Request: Tally up the lines carrying the string "Exempt" and respond with only the resulting number.

[start Task data]

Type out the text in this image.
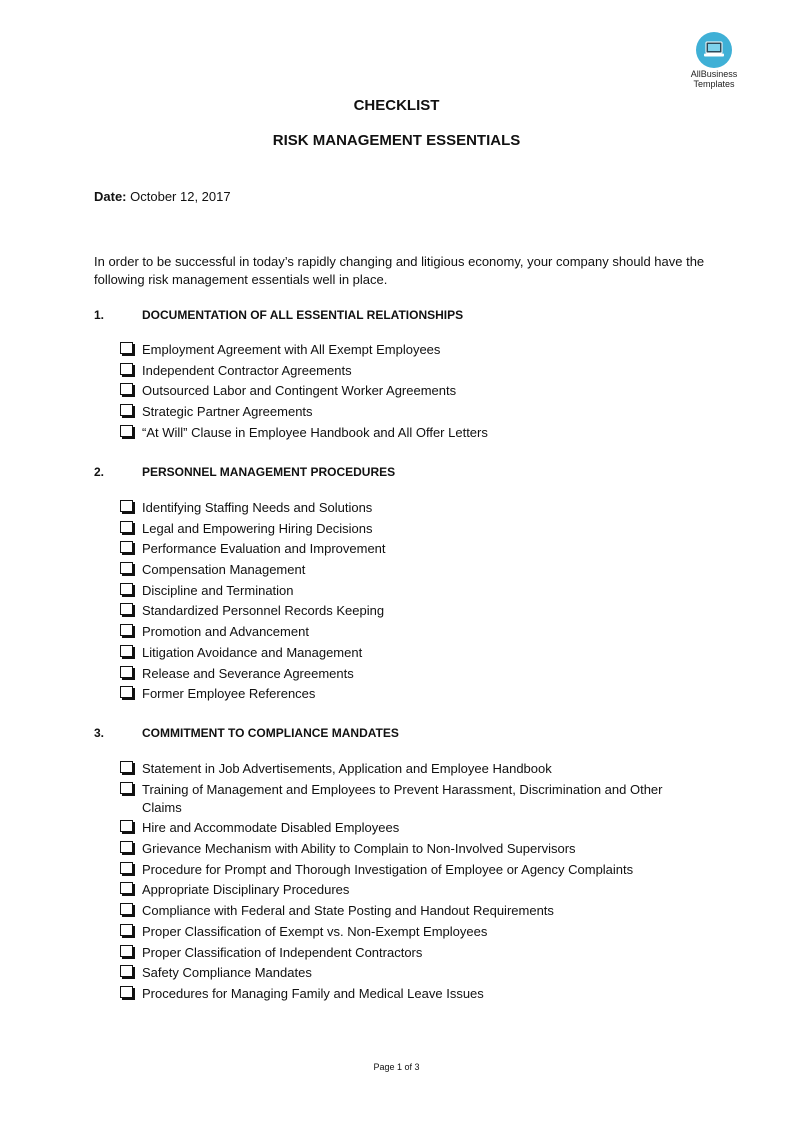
AllBusiness
Templates
CHECKLIST
RISK MANAGEMENT ESSENTIALS
Date: October 12, 2017
In order to be successful in today’s rapidly changing and litigious economy, your company should have the following risk management essentials well in place.
1.	DOCUMENTATION OF ALL ESSENTIAL RELATIONSHIPS
Employment Agreement with All Exempt Employees
Independent Contractor Agreements
Outsourced Labor and Contingent Worker Agreements
Strategic Partner Agreements
“At Will” Clause in Employee Handbook and All Offer Letters
2.	PERSONNEL MANAGEMENT PROCEDURES
Identifying Staffing Needs and Solutions
Legal and Empowering Hiring Decisions
Performance Evaluation and Improvement
Compensation Management
Discipline and Termination
Standardized Personnel Records Keeping
Promotion and Advancement
Litigation Avoidance and Management
Release and Severance Agreements
Former Employee References
3.	COMMITMENT TO COMPLIANCE MANDATES
Statement in Job Advertisements, Application and Employee Handbook
Training of Management and Employees to Prevent Harassment, Discrimination and Other Claims
Hire and Accommodate Disabled Employees
Grievance Mechanism with Ability to Complain to Non-Involved Supervisors
Procedure for Prompt and Thorough Investigation of Employee or Agency Complaints
Appropriate Disciplinary Procedures
Compliance with Federal and State Posting and Handout Requirements
Proper Classification of Exempt vs. Non-Exempt Employees
Proper Classification of Independent Contractors
Safety Compliance Mandates
Procedures for Managing Family and Medical Leave Issues
Page 1 of 3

[end Task data]

Result for this task: 2